**What is expected**
Only the pictures are to be left out; set down the rest of the records exactly.

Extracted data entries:
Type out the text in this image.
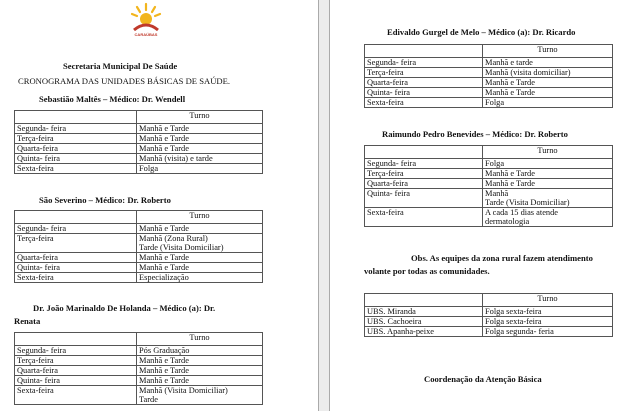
CARAÚBAS
Secretaria Municipal De Saúde
CRONOGRAMA DAS UNIDADES BÁSICAS DE SAÚDE.
Sebastião Maltês – Médico: Dr. Wendell
	Turno
Segunda- feira	Manhã e Tarde
Terça-feira	Manhã e Tarde
Quarta-feira	Manhã e Tarde
Quinta- feira	Manhã (visita) e tarde
Sexta-feira	Folga
São Severino – Médico: Dr. Roberto
	Turno
Segunda- feira	Manhã e Tarde
Terça-feira	Manhã (Zona Rural)
Tarde (Visita Domiciliar)

Quarta-feira	Manhã e Tarde
Quinta- feira	Manhã e Tarde
Sexta-feira	Especialização
Dr. João Marinaldo De Holanda – Médico (a): Dr.
Renata
	Turno
Segunda- feira	Pós Graduação
Terça-feira	Manhã e Tarde
Quarta-feira	Manhã e Tarde
Quinta- feira	Manhã e Tarde
Sexta-feira	Manhã (Visita Domiciliar)
Tarde
Edivaldo Gurgel de Melo – Médico (a): Dr. Ricardo
	Turno
Segunda- feira	Manhã e tarde
Terça-feira	Manhã (visita domiciliar)
Quarta-feira	Manhã e Tarde
Quinta- feira	Manhã e Tarde
Sexta-feira	Folga
Raimundo Pedro Benevides – Médico: Dr. Roberto
	Turno
Segunda- feira	Folga
Terça-feira	Manhã e Tarde
Quarta-feira	Manhã e Tarde
Quinta- feira	Manhã
Tarde (Visita Domiciliar)

Sexta-feira	A cada 15 dias atende
dermatologia
Obs. As equipes da zona rural fazem atendimento
volante por todas as comunidades.
	Turno
UBS. Miranda	Folga sexta-feira
UBS. Cachoeira	Folga sexta-feira
UBS. Apanha-peixe	Folga segunda- feria
Coordenação da Atenção Básica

**Answer to this task**
Type out the text in this image.
CARAÚBAS
Secretaria Municipal De Saúde
CRONOGRAMA DAS UNIDADES BÁSICAS DE SAÚDE.
Sebastião Maltês – Médico: Dr. Wendell
	Turno
Segunda- feira	Manhã e Tarde
Terça-feira	Manhã e Tarde
Quarta-feira	Manhã e Tarde
Quinta- feira	Manhã (visita) e tarde
Sexta-feira	Folga
São Severino – Médico: Dr. Roberto
	Turno
Segunda- feira	Manhã e Tarde
Terça-feira	Manhã (Zona Rural)
Tarde (Visita Domiciliar)

Quarta-feira	Manhã e Tarde
Quinta- feira	Manhã e Tarde
Sexta-feira	Especialização
Dr. João Marinaldo De Holanda – Médico (a): Dr.
Renata
	Turno
Segunda- feira	Pós Graduação
Terça-feira	Manhã e Tarde
Quarta-feira	Manhã e Tarde
Quinta- feira	Manhã e Tarde
Sexta-feira	Manhã (Visita Domiciliar)
Tarde
Edivaldo Gurgel de Melo – Médico (a): Dr. Ricardo
	Turno
Segunda- feira	Manhã e tarde
Terça-feira	Manhã (visita domiciliar)
Quarta-feira	Manhã e Tarde
Quinta- feira	Manhã e Tarde
Sexta-feira	Folga
Raimundo Pedro Benevides – Médico: Dr. Roberto
	Turno
Segunda- feira	Folga
Terça-feira	Manhã e Tarde
Quarta-feira	Manhã e Tarde
Quinta- feira	Manhã
Tarde (Visita Domiciliar)

Sexta-feira	A cada 15 dias atende
dermatologia
Obs. As equipes da zona rural fazem atendimento
volante por todas as comunidades.
	Turno
UBS. Miranda	Folga sexta-feira
UBS. Cachoeira	Folga sexta-feira
UBS. Apanha-peixe	Folga segunda- feria
Coordenação da Atenção Básica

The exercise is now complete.